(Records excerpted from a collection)
* * * * *
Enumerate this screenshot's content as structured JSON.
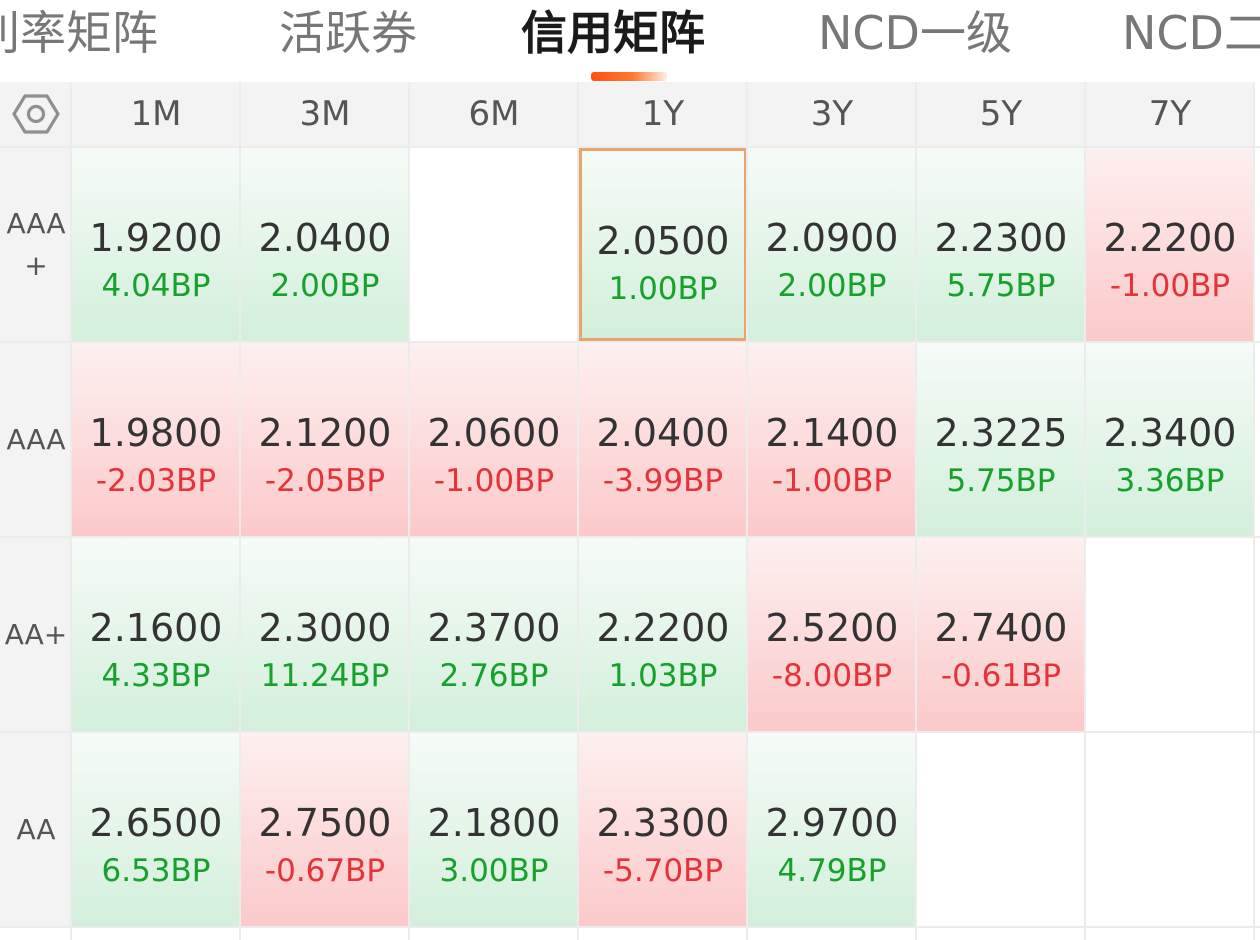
{
  "tabs": [
    {
      "label": "利率矩阵",
      "active": false
    },
    {
      "label": "活跃券",
      "active": false
    },
    {
      "label": "信用矩阵",
      "active": true
    },
    {
      "label": "NCD一级",
      "active": false
    },
    {
      "label": "NCD二级",
      "active": false
    }
  ],
  "matrix": {
    "settings_icon": "hexagon-gear-icon",
    "columns": [
      "1M",
      "3M",
      "6M",
      "1Y",
      "3Y",
      "5Y",
      "7Y"
    ],
    "selected_cell": {
      "row": "AAA+",
      "column": "1Y"
    },
    "rows": [
      {
        "label": "AAA+",
        "cells": [
          {
            "value": "1.9200",
            "change": "4.04BP",
            "trend": "up"
          },
          {
            "value": "2.0400",
            "change": "2.00BP",
            "trend": "up"
          },
          null,
          {
            "value": "2.0500",
            "change": "1.00BP",
            "trend": "up"
          },
          {
            "value": "2.0900",
            "change": "2.00BP",
            "trend": "up"
          },
          {
            "value": "2.2300",
            "change": "5.75BP",
            "trend": "up"
          },
          {
            "value": "2.2200",
            "change": "-1.00BP",
            "trend": "down"
          }
        ]
      },
      {
        "label": "AAA",
        "cells": [
          {
            "value": "1.9800",
            "change": "-2.03BP",
            "trend": "down"
          },
          {
            "value": "2.1200",
            "change": "-2.05BP",
            "trend": "down"
          },
          {
            "value": "2.0600",
            "change": "-1.00BP",
            "trend": "down"
          },
          {
            "value": "2.0400",
            "change": "-3.99BP",
            "trend": "down"
          },
          {
            "value": "2.1400",
            "change": "-1.00BP",
            "trend": "down"
          },
          {
            "value": "2.3225",
            "change": "5.75BP",
            "trend": "up"
          },
          {
            "value": "2.3400",
            "change": "3.36BP",
            "trend": "up"
          }
        ]
      },
      {
        "label": "AA+",
        "cells": [
          {
            "value": "2.1600",
            "change": "4.33BP",
            "trend": "up"
          },
          {
            "value": "2.3000",
            "change": "11.24BP",
            "trend": "up"
          },
          {
            "value": "2.3700",
            "change": "2.76BP",
            "trend": "up"
          },
          {
            "value": "2.2200",
            "change": "1.03BP",
            "trend": "up"
          },
          {
            "value": "2.5200",
            "change": "-8.00BP",
            "trend": "down"
          },
          {
            "value": "2.7400",
            "change": "-0.61BP",
            "trend": "down"
          },
          null
        ]
      },
      {
        "label": "AA",
        "cells": [
          {
            "value": "2.6500",
            "change": "6.53BP",
            "trend": "up"
          },
          {
            "value": "2.7500",
            "change": "-0.67BP",
            "trend": "down"
          },
          {
            "value": "2.1800",
            "change": "3.00BP",
            "trend": "up"
          },
          {
            "value": "2.3300",
            "change": "-5.70BP",
            "trend": "down"
          },
          {
            "value": "2.9700",
            "change": "4.79BP",
            "trend": "up"
          },
          null,
          null
        ]
      }
    ]
  }
}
* * * * *
__TASK STATEMENT__.
From the material above, copy everything exactly but the pictures.

__REPLY__.
Enumerate this screenshot's content as structured JSON.
{
  "tabs": [
    {
      "label": "利率矩阵",
      "active": false
    },
    {
      "label": "活跃券",
      "active": false
    },
    {
      "label": "信用矩阵",
      "active": true
    },
    {
      "label": "NCD一级",
      "active": false
    },
    {
      "label": "NCD二级",
      "active": false
    }
  ],
  "matrix": {
    "settings_icon": "hexagon-gear-icon",
    "columns": [
      "1M",
      "3M",
      "6M",
      "1Y",
      "3Y",
      "5Y",
      "7Y"
    ],
    "selected_cell": {
      "row": "AAA+",
      "column": "1Y"
    },
    "rows": [
      {
        "label": "AAA+",
        "cells": [
          {
            "value": "1.9200",
            "change": "4.04BP",
            "trend": "up"
          },
          {
            "value": "2.0400",
            "change": "2.00BP",
            "trend": "up"
          },
          null,
          {
            "value": "2.0500",
            "change": "1.00BP",
            "trend": "up"
          },
          {
            "value": "2.0900",
            "change": "2.00BP",
            "trend": "up"
          },
          {
            "value": "2.2300",
            "change": "5.75BP",
            "trend": "up"
          },
          {
            "value": "2.2200",
            "change": "-1.00BP",
            "trend": "down"
          }
        ]
      },
      {
        "label": "AAA",
        "cells": [
          {
            "value": "1.9800",
            "change": "-2.03BP",
            "trend": "down"
          },
          {
            "value": "2.1200",
            "change": "-2.05BP",
            "trend": "down"
          },
          {
            "value": "2.0600",
            "change": "-1.00BP",
            "trend": "down"
          },
          {
            "value": "2.0400",
            "change": "-3.99BP",
            "trend": "down"
          },
          {
            "value": "2.1400",
            "change": "-1.00BP",
            "trend": "down"
          },
          {
            "value": "2.3225",
            "change": "5.75BP",
            "trend": "up"
          },
          {
            "value": "2.3400",
            "change": "3.36BP",
            "trend": "up"
          }
        ]
      },
      {
        "label": "AA+",
        "cells": [
          {
            "value": "2.1600",
            "change": "4.33BP",
            "trend": "up"
          },
          {
            "value": "2.3000",
            "change": "11.24BP",
            "trend": "up"
          },
          {
            "value": "2.3700",
            "change": "2.76BP",
            "trend": "up"
          },
          {
            "value": "2.2200",
            "change": "1.03BP",
            "trend": "up"
          },
          {
            "value": "2.5200",
            "change": "-8.00BP",
            "trend": "down"
          },
          {
            "value": "2.7400",
            "change": "-0.61BP",
            "trend": "down"
          },
          null
        ]
      },
      {
        "label": "AA",
        "cells": [
          {
            "value": "2.6500",
            "change": "6.53BP",
            "trend": "up"
          },
          {
            "value": "2.7500",
            "change": "-0.67BP",
            "trend": "down"
          },
          {
            "value": "2.1800",
            "change": "3.00BP",
            "trend": "up"
          },
          {
            "value": "2.3300",
            "change": "-5.70BP",
            "trend": "down"
          },
          {
            "value": "2.9700",
            "change": "4.79BP",
            "trend": "up"
          },
          null,
          null
        ]
      }
    ]
  }
}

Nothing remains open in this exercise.